--- Goal ---
Count the lines in the items below that contain the string "autoplay", treating uppercase and lowercase letters as different, and reply with the number alone.

=== Exercise materials ===

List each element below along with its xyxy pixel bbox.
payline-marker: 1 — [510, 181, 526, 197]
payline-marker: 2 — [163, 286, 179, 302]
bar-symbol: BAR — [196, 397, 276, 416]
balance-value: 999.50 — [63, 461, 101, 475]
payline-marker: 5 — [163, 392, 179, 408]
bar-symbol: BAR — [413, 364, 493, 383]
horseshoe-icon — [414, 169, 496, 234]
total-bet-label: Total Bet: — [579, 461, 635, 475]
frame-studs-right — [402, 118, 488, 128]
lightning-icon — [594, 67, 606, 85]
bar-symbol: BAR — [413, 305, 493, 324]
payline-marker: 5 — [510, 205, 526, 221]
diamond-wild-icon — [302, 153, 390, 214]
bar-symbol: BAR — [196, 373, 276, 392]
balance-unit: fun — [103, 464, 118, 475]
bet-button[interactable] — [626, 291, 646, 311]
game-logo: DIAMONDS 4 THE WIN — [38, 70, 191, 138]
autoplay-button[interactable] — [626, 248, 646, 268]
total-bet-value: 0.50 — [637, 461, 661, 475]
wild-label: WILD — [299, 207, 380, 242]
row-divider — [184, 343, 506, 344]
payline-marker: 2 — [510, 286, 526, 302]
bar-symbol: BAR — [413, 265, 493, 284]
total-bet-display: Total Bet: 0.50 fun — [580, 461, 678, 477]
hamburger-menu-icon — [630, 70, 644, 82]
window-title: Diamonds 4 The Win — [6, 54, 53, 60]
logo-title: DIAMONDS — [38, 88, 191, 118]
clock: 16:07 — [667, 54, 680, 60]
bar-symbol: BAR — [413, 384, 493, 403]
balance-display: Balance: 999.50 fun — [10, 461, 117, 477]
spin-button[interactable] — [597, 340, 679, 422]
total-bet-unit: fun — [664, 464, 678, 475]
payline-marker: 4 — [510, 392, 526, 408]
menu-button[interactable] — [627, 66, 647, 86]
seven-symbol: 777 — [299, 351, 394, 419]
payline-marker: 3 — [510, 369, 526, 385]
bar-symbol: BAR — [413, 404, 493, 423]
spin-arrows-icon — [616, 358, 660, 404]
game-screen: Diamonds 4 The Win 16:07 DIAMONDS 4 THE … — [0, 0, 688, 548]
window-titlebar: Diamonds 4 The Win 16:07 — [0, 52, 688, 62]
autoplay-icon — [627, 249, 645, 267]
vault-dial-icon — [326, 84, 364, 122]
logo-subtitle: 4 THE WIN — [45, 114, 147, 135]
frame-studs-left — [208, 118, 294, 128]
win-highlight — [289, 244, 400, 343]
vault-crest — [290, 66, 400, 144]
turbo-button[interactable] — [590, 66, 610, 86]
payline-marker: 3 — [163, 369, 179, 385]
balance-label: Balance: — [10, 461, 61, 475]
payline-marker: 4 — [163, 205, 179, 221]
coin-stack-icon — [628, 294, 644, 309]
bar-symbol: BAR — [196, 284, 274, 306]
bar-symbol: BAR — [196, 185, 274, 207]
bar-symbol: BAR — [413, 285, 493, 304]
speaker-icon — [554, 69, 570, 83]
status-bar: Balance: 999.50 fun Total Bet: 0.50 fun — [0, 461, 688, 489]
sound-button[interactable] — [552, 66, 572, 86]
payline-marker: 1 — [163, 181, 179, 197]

===

--- Correct response ---
2